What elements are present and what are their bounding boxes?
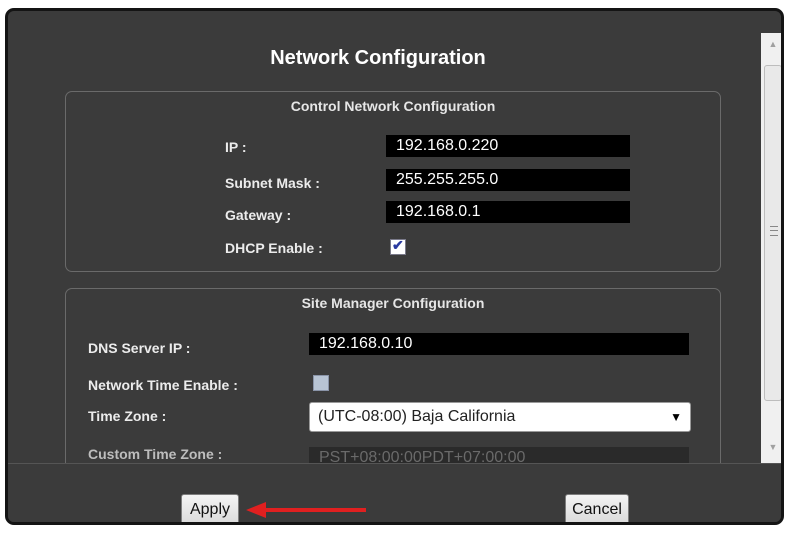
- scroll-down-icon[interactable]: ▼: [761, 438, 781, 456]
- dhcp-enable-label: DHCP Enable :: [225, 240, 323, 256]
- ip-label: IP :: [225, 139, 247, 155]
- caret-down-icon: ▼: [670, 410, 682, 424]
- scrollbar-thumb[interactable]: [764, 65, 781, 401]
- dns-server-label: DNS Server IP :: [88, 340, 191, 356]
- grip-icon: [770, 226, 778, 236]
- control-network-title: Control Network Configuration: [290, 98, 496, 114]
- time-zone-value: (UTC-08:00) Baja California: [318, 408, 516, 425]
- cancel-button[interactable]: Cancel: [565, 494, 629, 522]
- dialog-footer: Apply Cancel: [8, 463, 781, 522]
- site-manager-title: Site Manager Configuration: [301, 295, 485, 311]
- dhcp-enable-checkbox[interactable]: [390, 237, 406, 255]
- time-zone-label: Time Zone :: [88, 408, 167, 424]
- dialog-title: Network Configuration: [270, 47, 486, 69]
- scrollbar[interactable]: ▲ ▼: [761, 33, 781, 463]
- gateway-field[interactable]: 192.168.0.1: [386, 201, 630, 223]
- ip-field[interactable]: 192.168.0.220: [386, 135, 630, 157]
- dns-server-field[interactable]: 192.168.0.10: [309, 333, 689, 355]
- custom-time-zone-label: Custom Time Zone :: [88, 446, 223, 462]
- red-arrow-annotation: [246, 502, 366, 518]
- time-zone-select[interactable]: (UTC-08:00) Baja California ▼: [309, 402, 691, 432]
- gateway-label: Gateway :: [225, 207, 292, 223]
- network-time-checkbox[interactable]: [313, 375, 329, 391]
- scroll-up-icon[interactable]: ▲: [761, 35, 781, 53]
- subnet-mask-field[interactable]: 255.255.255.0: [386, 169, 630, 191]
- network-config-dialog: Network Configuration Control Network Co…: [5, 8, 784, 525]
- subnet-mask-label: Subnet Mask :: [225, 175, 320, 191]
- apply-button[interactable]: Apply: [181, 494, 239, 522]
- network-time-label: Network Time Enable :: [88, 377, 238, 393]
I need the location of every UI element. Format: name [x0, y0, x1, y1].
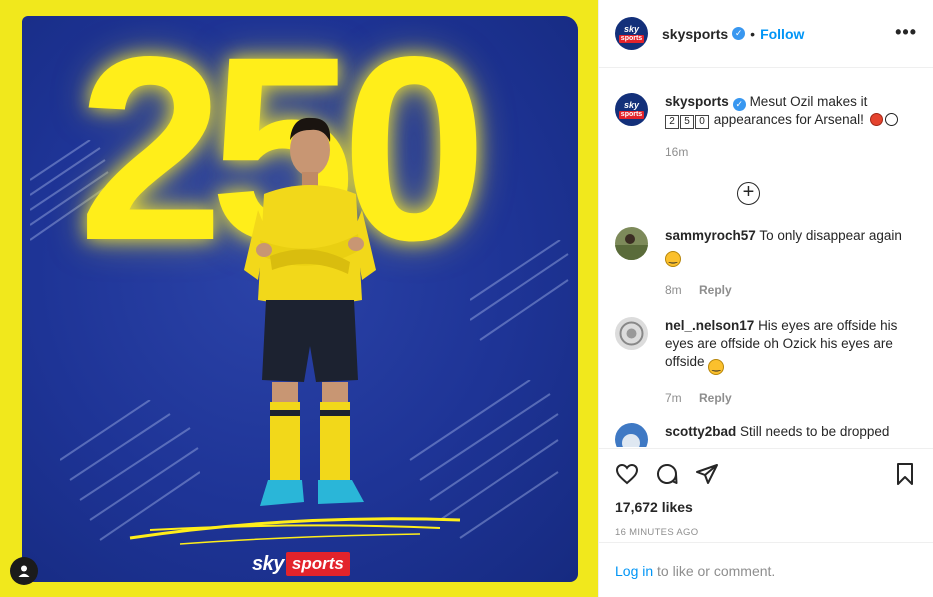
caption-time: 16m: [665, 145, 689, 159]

SHORT TASK –
Pick out every line in the records that contains the string "dhcp". Case counts.

FINAL RESULT –
- dhcp-enable-label: DHCP Enable :: [225, 240, 323, 256]
- dhcp-enable-checkbox[interactable]: [390, 237, 406, 255]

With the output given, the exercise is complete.